▶ [Exercise task]:
Repeat the whole listing exactly.

* BEGIN Given data *

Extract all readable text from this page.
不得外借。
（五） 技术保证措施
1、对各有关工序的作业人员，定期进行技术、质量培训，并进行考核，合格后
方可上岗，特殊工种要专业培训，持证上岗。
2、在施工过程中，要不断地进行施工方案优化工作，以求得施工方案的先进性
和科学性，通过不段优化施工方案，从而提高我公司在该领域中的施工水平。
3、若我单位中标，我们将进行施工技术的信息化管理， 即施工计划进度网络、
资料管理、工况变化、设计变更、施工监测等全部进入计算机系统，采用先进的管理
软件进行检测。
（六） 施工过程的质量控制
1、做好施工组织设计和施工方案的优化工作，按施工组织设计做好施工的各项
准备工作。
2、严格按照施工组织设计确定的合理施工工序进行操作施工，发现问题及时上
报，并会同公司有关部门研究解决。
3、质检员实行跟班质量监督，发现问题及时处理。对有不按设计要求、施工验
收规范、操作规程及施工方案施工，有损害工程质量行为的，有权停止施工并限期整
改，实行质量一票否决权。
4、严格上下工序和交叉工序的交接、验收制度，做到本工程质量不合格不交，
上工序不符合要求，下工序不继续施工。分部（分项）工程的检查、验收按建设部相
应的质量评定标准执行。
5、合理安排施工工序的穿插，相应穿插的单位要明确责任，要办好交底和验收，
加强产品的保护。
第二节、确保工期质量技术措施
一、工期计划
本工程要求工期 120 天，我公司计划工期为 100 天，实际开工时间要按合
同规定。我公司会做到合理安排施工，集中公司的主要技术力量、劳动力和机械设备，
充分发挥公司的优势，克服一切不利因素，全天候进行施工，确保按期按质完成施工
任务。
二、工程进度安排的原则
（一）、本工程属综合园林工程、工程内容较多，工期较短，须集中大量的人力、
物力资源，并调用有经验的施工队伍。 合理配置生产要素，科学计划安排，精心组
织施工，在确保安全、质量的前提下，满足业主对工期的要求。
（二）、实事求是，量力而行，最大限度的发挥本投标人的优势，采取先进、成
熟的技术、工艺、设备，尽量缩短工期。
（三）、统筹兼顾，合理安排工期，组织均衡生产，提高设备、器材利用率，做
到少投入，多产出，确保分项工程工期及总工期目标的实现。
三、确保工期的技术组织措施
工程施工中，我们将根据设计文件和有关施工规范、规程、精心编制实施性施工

* END Given data *

▶ [Task solution]:
Extract all readable text from this page.
不得外借。
（五） 技术保证措施
1、对各有关工序的作业人员，定期进行技术、质量培训，并进行考核，合格后
方可上岗，特殊工种要专业培训，持证上岗。
2、在施工过程中，要不断地进行施工方案优化工作，以求得施工方案的先进性
和科学性，通过不段优化施工方案，从而提高我公司在该领域中的施工水平。
3、若我单位中标，我们将进行施工技术的信息化管理， 即施工计划进度网络、
资料管理、工况变化、设计变更、施工监测等全部进入计算机系统，采用先进的管理
软件进行检测。
（六） 施工过程的质量控制
1、做好施工组织设计和施工方案的优化工作，按施工组织设计做好施工的各项
准备工作。
2、严格按照施工组织设计确定的合理施工工序进行操作施工，发现问题及时上
报，并会同公司有关部门研究解决。
3、质检员实行跟班质量监督，发现问题及时处理。对有不按设计要求、施工验
收规范、操作规程及施工方案施工，有损害工程质量行为的，有权停止施工并限期整
改，实行质量一票否决权。
4、严格上下工序和交叉工序的交接、验收制度，做到本工程质量不合格不交，
上工序不符合要求，下工序不继续施工。分部（分项）工程的检查、验收按建设部相
应的质量评定标准执行。
5、合理安排施工工序的穿插，相应穿插的单位要明确责任，要办好交底和验收，
加强产品的保护。
第二节、确保工期质量技术措施
一、工期计划
本工程要求工期 120 天，我公司计划工期为 100 天，实际开工时间要按合
同规定。我公司会做到合理安排施工，集中公司的主要技术力量、劳动力和机械设备，
充分发挥公司的优势，克服一切不利因素，全天候进行施工，确保按期按质完成施工
任务。
二、工程进度安排的原则
（一）、本工程属综合园林工程、工程内容较多，工期较短，须集中大量的人力、
物力资源，并调用有经验的施工队伍。 合理配置生产要素，科学计划安排，精心组
织施工，在确保安全、质量的前提下，满足业主对工期的要求。
（二）、实事求是，量力而行，最大限度的发挥本投标人的优势，采取先进、成
熟的技术、工艺、设备，尽量缩短工期。
（三）、统筹兼顾，合理安排工期，组织均衡生产，提高设备、器材利用率，做
到少投入，多产出，确保分项工程工期及总工期目标的实现。
三、确保工期的技术组织措施
工程施工中，我们将根据设计文件和有关施工规范、规程、精心编制实施性施工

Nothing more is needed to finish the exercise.